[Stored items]
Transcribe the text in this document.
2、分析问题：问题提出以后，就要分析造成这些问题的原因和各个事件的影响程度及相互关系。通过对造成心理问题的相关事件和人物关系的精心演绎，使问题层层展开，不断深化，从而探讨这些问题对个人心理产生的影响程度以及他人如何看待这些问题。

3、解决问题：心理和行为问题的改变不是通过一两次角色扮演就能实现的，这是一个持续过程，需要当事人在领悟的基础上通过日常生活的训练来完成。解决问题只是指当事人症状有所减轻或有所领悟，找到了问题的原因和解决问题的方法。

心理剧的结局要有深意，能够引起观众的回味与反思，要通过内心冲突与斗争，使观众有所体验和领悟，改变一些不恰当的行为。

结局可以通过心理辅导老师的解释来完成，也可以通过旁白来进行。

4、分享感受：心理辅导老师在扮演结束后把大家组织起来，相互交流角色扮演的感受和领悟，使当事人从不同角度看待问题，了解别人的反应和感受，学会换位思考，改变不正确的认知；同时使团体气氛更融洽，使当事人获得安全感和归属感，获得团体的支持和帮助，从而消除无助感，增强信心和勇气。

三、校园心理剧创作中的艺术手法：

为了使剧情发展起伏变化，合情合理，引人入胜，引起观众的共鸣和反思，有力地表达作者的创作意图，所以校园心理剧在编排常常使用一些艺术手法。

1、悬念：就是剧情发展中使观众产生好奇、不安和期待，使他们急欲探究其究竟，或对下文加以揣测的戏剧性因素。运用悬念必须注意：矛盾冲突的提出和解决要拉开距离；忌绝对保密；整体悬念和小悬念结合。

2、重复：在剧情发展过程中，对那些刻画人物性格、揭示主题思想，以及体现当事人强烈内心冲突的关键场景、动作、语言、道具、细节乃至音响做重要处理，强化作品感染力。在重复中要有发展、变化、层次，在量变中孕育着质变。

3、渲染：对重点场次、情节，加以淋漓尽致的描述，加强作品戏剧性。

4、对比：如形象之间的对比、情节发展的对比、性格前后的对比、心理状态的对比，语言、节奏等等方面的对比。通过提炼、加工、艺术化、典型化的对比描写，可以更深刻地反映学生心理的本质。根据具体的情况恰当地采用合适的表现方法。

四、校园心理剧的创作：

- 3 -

### TASK INSTRUCTIONS
Reproduce the entries above in full, verbatim.

### EXERCISE RESULT
Transcribe the text in this document.
2、分析问题：问题提出以后，就要分析造成这些问题的原因和各个事件的影响程度及相互关系。通过对造成心理问题的相关事件和人物关系的精心演绎，使问题层层展开，不断深化，从而探讨这些问题对个人心理产生的影响程度以及他人如何看待这些问题。

3、解决问题：心理和行为问题的改变不是通过一两次角色扮演就能实现的，这是一个持续过程，需要当事人在领悟的基础上通过日常生活的训练来完成。解决问题只是指当事人症状有所减轻或有所领悟，找到了问题的原因和解决问题的方法。

心理剧的结局要有深意，能够引起观众的回味与反思，要通过内心冲突与斗争，使观众有所体验和领悟，改变一些不恰当的行为。

结局可以通过心理辅导老师的解释来完成，也可以通过旁白来进行。

4、分享感受：心理辅导老师在扮演结束后把大家组织起来，相互交流角色扮演的感受和领悟，使当事人从不同角度看待问题，了解别人的反应和感受，学会换位思考，改变不正确的认知；同时使团体气氛更融洽，使当事人获得安全感和归属感，获得团体的支持和帮助，从而消除无助感，增强信心和勇气。

三、校园心理剧创作中的艺术手法：

为了使剧情发展起伏变化，合情合理，引人入胜，引起观众的共鸣和反思，有力地表达作者的创作意图，所以校园心理剧在编排常常使用一些艺术手法。

1、悬念：就是剧情发展中使观众产生好奇、不安和期待，使他们急欲探究其究竟，或对下文加以揣测的戏剧性因素。运用悬念必须注意：矛盾冲突的提出和解决要拉开距离；忌绝对保密；整体悬念和小悬念结合。

2、重复：在剧情发展过程中，对那些刻画人物性格、揭示主题思想，以及体现当事人强烈内心冲突的关键场景、动作、语言、道具、细节乃至音响做重要处理，强化作品感染力。在重复中要有发展、变化、层次，在量变中孕育着质变。

3、渲染：对重点场次、情节，加以淋漓尽致的描述，加强作品戏剧性。

4、对比：如形象之间的对比、情节发展的对比、性格前后的对比、心理状态的对比，语言、节奏等等方面的对比。通过提炼、加工、艺术化、典型化的对比描写，可以更深刻地反映学生心理的本质。根据具体的情况恰当地采用合适的表现方法。

四、校园心理剧的创作：

- 3 -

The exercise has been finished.